PROVIDED MATERIAL ->
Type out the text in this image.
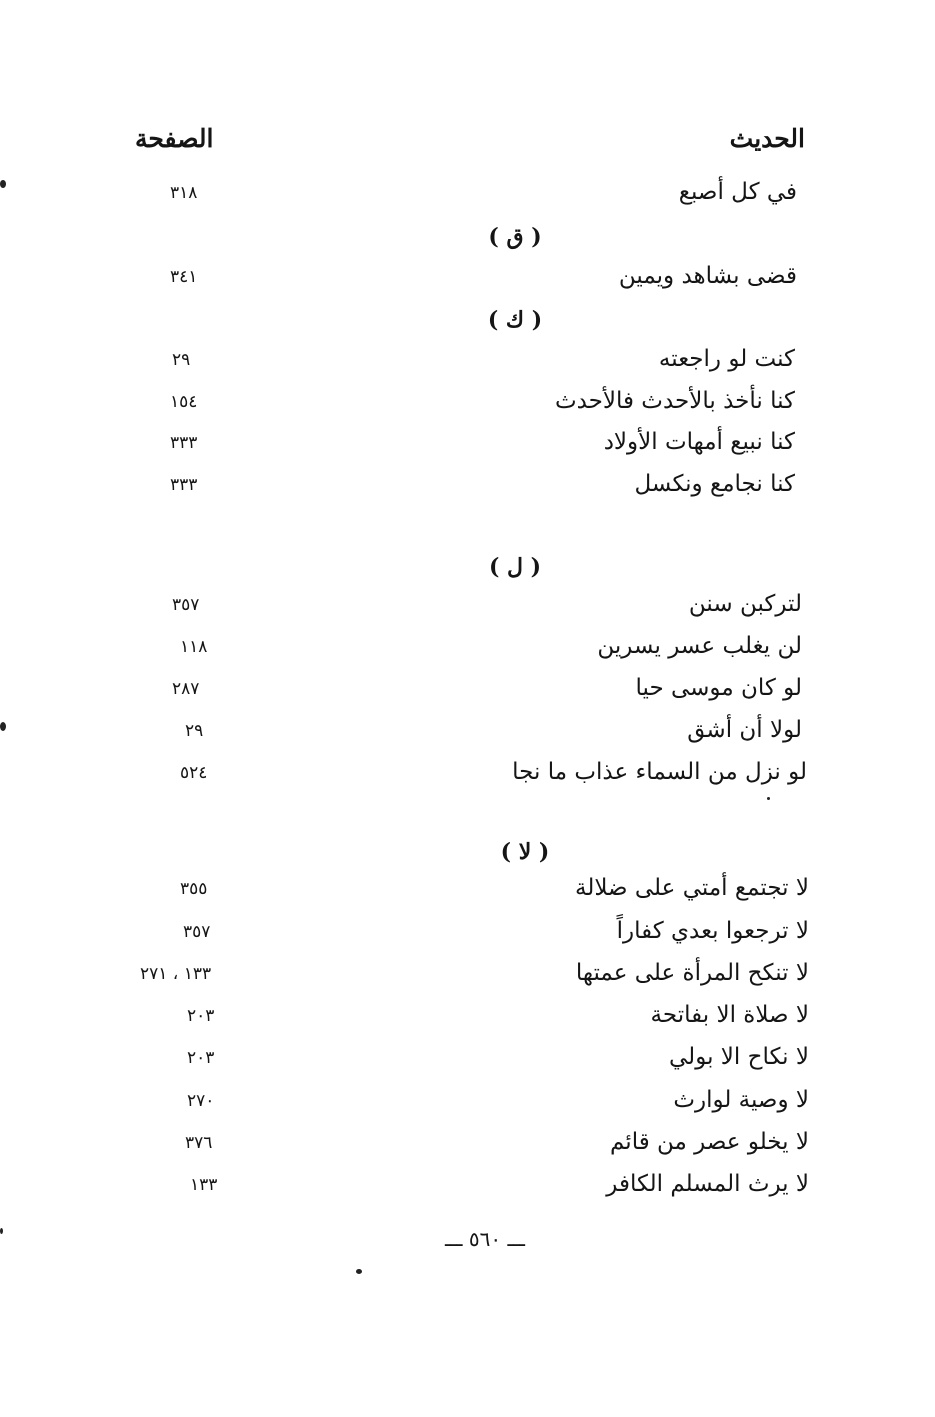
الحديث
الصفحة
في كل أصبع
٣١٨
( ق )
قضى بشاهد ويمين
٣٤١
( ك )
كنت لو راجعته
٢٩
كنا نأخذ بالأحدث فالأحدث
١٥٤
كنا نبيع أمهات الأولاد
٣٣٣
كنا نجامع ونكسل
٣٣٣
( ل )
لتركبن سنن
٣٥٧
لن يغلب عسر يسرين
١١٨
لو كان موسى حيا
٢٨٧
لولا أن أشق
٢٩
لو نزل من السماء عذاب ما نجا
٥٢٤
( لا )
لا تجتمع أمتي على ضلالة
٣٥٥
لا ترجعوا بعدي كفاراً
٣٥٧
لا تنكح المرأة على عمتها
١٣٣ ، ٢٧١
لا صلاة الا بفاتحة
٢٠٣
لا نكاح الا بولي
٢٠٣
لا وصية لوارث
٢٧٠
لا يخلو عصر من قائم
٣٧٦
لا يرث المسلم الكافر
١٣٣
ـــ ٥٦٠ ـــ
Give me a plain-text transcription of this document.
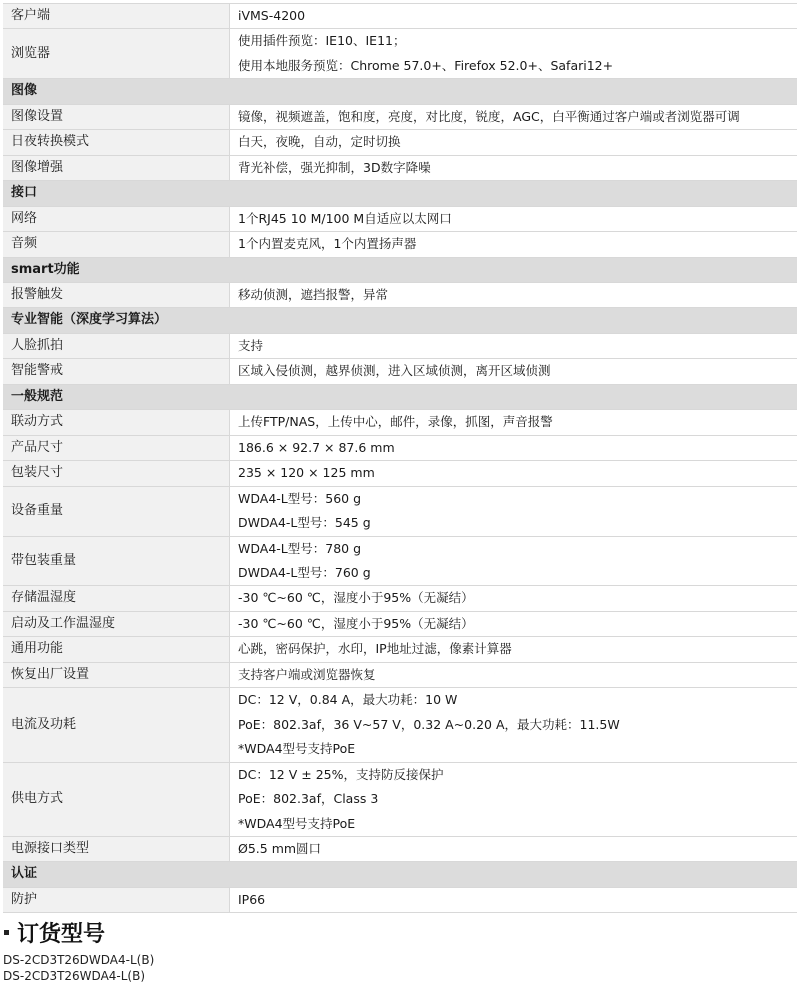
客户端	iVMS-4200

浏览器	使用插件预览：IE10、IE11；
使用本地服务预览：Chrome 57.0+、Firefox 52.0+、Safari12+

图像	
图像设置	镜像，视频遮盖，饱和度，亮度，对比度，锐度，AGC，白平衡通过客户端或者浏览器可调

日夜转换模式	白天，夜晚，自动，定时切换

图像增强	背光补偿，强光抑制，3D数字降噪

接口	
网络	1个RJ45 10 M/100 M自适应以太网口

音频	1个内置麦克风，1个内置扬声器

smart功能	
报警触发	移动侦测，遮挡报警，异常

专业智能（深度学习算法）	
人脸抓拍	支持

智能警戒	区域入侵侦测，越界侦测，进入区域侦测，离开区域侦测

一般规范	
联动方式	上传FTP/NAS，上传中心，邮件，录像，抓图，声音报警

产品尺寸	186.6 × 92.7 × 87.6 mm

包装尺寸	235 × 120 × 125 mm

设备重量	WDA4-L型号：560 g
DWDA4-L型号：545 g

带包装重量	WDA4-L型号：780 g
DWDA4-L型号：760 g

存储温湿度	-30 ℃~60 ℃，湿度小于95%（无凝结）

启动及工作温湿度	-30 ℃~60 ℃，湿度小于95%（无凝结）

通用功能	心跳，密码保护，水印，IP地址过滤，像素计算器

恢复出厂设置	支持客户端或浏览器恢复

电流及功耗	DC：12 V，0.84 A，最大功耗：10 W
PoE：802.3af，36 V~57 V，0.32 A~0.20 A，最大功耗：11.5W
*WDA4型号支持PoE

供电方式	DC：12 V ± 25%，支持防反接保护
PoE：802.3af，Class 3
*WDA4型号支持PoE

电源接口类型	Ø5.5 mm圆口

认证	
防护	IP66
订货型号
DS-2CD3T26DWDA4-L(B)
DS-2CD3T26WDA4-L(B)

AIM OF THE TASK -> Look through the data above. Find each line with the string "this" and copy it.

THE OUTPUT ->
Type out the text in this image.
Give me a plain-text transcription of this document.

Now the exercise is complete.